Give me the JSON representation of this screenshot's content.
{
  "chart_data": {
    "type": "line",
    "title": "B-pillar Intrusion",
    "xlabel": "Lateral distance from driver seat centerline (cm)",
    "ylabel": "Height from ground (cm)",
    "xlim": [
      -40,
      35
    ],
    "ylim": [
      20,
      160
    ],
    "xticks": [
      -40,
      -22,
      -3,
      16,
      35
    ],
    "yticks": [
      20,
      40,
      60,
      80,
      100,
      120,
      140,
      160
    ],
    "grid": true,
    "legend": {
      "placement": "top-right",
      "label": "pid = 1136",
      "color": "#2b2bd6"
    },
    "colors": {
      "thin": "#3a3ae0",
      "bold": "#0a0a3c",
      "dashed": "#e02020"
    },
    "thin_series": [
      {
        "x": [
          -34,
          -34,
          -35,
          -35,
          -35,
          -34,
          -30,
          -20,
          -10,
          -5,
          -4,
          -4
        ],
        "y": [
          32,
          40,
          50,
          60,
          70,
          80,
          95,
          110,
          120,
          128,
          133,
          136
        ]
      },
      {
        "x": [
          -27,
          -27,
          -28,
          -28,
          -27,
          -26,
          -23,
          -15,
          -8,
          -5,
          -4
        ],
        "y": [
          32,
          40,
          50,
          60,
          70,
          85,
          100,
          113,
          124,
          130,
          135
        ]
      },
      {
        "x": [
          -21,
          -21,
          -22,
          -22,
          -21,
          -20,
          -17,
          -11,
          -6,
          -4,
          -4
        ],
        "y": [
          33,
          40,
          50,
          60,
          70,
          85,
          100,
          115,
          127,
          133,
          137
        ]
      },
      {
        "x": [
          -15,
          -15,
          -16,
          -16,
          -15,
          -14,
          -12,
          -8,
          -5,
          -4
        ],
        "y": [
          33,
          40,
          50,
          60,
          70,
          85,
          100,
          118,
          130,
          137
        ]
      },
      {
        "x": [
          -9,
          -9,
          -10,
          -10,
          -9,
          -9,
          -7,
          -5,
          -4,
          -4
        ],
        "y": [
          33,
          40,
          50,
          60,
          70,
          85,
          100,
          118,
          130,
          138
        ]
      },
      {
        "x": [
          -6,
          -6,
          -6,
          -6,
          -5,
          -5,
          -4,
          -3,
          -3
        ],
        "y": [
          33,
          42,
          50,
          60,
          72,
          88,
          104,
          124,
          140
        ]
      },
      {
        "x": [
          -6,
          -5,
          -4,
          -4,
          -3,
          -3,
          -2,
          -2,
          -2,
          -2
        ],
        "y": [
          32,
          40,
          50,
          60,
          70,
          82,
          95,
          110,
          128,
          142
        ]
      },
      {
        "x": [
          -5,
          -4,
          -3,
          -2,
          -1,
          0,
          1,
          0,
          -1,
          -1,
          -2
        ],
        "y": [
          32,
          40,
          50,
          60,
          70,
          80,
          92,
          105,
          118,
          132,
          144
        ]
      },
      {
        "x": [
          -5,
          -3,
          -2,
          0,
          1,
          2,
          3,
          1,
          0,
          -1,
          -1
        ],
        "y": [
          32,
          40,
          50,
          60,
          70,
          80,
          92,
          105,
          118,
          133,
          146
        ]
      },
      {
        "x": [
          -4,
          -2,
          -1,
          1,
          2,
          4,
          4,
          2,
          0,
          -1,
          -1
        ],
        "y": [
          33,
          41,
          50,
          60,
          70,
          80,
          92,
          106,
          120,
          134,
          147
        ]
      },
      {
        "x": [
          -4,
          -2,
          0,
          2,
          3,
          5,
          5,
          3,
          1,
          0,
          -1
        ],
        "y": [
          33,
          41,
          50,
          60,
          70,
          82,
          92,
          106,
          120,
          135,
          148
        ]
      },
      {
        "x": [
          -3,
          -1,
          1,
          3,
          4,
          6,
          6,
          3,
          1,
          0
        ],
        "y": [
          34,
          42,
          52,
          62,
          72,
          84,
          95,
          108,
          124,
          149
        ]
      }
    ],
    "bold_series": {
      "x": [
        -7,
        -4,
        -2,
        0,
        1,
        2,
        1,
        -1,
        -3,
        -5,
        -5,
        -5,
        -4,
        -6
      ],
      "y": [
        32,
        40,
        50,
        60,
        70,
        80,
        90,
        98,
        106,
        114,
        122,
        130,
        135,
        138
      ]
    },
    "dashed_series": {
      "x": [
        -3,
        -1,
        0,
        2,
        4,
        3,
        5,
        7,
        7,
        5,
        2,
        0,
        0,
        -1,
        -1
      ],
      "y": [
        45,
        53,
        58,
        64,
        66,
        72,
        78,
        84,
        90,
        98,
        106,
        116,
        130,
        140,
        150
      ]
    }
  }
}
•••
(YOUR TASK) Extract every entry in the listing word for word.

(EXERCISE RESPONSE)
Give me the JSON representation of this screenshot's content.
{
  "chart_data": {
    "type": "line",
    "title": "B-pillar Intrusion",
    "xlabel": "Lateral distance from driver seat centerline (cm)",
    "ylabel": "Height from ground (cm)",
    "xlim": [
      -40,
      35
    ],
    "ylim": [
      20,
      160
    ],
    "xticks": [
      -40,
      -22,
      -3,
      16,
      35
    ],
    "yticks": [
      20,
      40,
      60,
      80,
      100,
      120,
      140,
      160
    ],
    "grid": true,
    "legend": {
      "placement": "top-right",
      "label": "pid = 1136",
      "color": "#2b2bd6"
    },
    "colors": {
      "thin": "#3a3ae0",
      "bold": "#0a0a3c",
      "dashed": "#e02020"
    },
    "thin_series": [
      {
        "x": [
          -34,
          -34,
          -35,
          -35,
          -35,
          -34,
          -30,
          -20,
          -10,
          -5,
          -4,
          -4
        ],
        "y": [
          32,
          40,
          50,
          60,
          70,
          80,
          95,
          110,
          120,
          128,
          133,
          136
        ]
      },
      {
        "x": [
          -27,
          -27,
          -28,
          -28,
          -27,
          -26,
          -23,
          -15,
          -8,
          -5,
          -4
        ],
        "y": [
          32,
          40,
          50,
          60,
          70,
          85,
          100,
          113,
          124,
          130,
          135
        ]
      },
      {
        "x": [
          -21,
          -21,
          -22,
          -22,
          -21,
          -20,
          -17,
          -11,
          -6,
          -4,
          -4
        ],
        "y": [
          33,
          40,
          50,
          60,
          70,
          85,
          100,
          115,
          127,
          133,
          137
        ]
      },
      {
        "x": [
          -15,
          -15,
          -16,
          -16,
          -15,
          -14,
          -12,
          -8,
          -5,
          -4
        ],
        "y": [
          33,
          40,
          50,
          60,
          70,
          85,
          100,
          118,
          130,
          137
        ]
      },
      {
        "x": [
          -9,
          -9,
          -10,
          -10,
          -9,
          -9,
          -7,
          -5,
          -4,
          -4
        ],
        "y": [
          33,
          40,
          50,
          60,
          70,
          85,
          100,
          118,
          130,
          138
        ]
      },
      {
        "x": [
          -6,
          -6,
          -6,
          -6,
          -5,
          -5,
          -4,
          -3,
          -3
        ],
        "y": [
          33,
          42,
          50,
          60,
          72,
          88,
          104,
          124,
          140
        ]
      },
      {
        "x": [
          -6,
          -5,
          -4,
          -4,
          -3,
          -3,
          -2,
          -2,
          -2,
          -2
        ],
        "y": [
          32,
          40,
          50,
          60,
          70,
          82,
          95,
          110,
          128,
          142
        ]
      },
      {
        "x": [
          -5,
          -4,
          -3,
          -2,
          -1,
          0,
          1,
          0,
          -1,
          -1,
          -2
        ],
        "y": [
          32,
          40,
          50,
          60,
          70,
          80,
          92,
          105,
          118,
          132,
          144
        ]
      },
      {
        "x": [
          -5,
          -3,
          -2,
          0,
          1,
          2,
          3,
          1,
          0,
          -1,
          -1
        ],
        "y": [
          32,
          40,
          50,
          60,
          70,
          80,
          92,
          105,
          118,
          133,
          146
        ]
      },
      {
        "x": [
          -4,
          -2,
          -1,
          1,
          2,
          4,
          4,
          2,
          0,
          -1,
          -1
        ],
        "y": [
          33,
          41,
          50,
          60,
          70,
          80,
          92,
          106,
          120,
          134,
          147
        ]
      },
      {
        "x": [
          -4,
          -2,
          0,
          2,
          3,
          5,
          5,
          3,
          1,
          0,
          -1
        ],
        "y": [
          33,
          41,
          50,
          60,
          70,
          82,
          92,
          106,
          120,
          135,
          148
        ]
      },
      {
        "x": [
          -3,
          -1,
          1,
          3,
          4,
          6,
          6,
          3,
          1,
          0
        ],
        "y": [
          34,
          42,
          52,
          62,
          72,
          84,
          95,
          108,
          124,
          149
        ]
      }
    ],
    "bold_series": {
      "x": [
        -7,
        -4,
        -2,
        0,
        1,
        2,
        1,
        -1,
        -3,
        -5,
        -5,
        -5,
        -4,
        -6
      ],
      "y": [
        32,
        40,
        50,
        60,
        70,
        80,
        90,
        98,
        106,
        114,
        122,
        130,
        135,
        138
      ]
    },
    "dashed_series": {
      "x": [
        -3,
        -1,
        0,
        2,
        4,
        3,
        5,
        7,
        7,
        5,
        2,
        0,
        0,
        -1,
        -1
      ],
      "y": [
        45,
        53,
        58,
        64,
        66,
        72,
        78,
        84,
        90,
        98,
        106,
        116,
        130,
        140,
        150
      ]
    }
  }
}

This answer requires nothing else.